» WHAT THE TASK REQUIRES
Every line below that contains "space" is to be copied.

══ PROVIDED INFORMATION ══

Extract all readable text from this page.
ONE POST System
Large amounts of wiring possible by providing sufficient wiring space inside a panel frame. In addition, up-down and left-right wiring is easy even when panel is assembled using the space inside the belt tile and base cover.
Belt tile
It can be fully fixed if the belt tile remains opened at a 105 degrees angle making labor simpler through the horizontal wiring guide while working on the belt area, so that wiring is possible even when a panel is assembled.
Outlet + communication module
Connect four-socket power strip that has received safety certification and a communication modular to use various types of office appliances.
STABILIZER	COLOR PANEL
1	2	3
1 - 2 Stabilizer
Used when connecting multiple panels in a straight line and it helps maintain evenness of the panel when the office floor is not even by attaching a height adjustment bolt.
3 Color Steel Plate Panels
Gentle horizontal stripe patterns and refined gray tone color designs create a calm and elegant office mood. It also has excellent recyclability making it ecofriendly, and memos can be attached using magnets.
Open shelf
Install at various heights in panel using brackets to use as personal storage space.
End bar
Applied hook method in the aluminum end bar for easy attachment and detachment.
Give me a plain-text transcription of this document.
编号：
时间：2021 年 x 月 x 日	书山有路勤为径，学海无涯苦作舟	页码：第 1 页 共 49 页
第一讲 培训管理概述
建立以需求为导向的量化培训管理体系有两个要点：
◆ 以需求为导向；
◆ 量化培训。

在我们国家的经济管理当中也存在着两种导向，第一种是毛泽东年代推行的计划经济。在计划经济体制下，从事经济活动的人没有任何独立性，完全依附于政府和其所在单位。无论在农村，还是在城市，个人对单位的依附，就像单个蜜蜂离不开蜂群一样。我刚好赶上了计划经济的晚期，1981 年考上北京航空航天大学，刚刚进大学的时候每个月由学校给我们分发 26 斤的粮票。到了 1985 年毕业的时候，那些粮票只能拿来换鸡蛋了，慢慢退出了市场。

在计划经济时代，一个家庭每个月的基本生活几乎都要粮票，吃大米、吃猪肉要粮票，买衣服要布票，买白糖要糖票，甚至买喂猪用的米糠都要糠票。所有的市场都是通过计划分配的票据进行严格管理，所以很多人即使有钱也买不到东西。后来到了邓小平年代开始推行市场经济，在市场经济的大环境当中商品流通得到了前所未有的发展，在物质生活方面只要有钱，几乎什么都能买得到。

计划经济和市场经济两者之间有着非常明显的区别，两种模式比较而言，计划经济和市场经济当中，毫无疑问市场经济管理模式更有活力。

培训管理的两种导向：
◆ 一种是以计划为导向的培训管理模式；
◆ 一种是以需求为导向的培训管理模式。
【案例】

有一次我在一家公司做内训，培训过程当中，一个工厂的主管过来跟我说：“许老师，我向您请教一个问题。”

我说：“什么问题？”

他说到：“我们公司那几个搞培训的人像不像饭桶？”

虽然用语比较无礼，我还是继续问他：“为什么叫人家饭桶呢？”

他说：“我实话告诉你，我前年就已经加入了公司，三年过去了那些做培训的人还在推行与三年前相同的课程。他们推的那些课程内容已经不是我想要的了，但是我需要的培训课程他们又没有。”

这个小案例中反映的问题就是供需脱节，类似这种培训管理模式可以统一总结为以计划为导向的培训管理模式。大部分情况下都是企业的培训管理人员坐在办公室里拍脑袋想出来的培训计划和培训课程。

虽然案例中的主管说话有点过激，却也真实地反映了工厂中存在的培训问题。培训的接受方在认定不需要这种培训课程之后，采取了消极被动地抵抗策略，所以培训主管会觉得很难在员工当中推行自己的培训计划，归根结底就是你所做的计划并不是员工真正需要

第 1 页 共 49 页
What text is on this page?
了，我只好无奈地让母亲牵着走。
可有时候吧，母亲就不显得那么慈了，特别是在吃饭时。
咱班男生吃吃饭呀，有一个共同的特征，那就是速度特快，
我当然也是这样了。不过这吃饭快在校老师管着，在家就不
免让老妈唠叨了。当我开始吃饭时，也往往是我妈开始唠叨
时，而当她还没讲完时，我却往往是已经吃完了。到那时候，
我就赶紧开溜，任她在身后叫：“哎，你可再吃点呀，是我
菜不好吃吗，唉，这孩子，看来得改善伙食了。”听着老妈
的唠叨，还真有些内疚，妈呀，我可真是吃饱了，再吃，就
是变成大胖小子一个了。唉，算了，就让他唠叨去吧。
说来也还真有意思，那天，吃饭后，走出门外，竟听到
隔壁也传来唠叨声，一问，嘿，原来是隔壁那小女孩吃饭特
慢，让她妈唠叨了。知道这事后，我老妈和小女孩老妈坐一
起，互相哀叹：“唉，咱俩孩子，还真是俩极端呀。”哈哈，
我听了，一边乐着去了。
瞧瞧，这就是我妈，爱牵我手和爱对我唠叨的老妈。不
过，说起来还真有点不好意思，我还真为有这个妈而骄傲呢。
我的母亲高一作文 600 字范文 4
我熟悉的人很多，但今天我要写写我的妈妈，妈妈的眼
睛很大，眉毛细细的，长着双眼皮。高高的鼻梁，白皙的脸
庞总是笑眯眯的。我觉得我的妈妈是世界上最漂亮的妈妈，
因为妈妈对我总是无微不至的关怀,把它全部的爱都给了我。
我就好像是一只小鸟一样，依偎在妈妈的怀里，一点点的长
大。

═══

» CORRECT ANSWER
Large amounts of wiring possible by providing sufficient wiring space inside a panel frame. In addition, up-down and left-right wiring is easy even when panel is assembled using the space inside the belt tile and base cover.
Install at various heights in panel using brackets to use as personal storage space.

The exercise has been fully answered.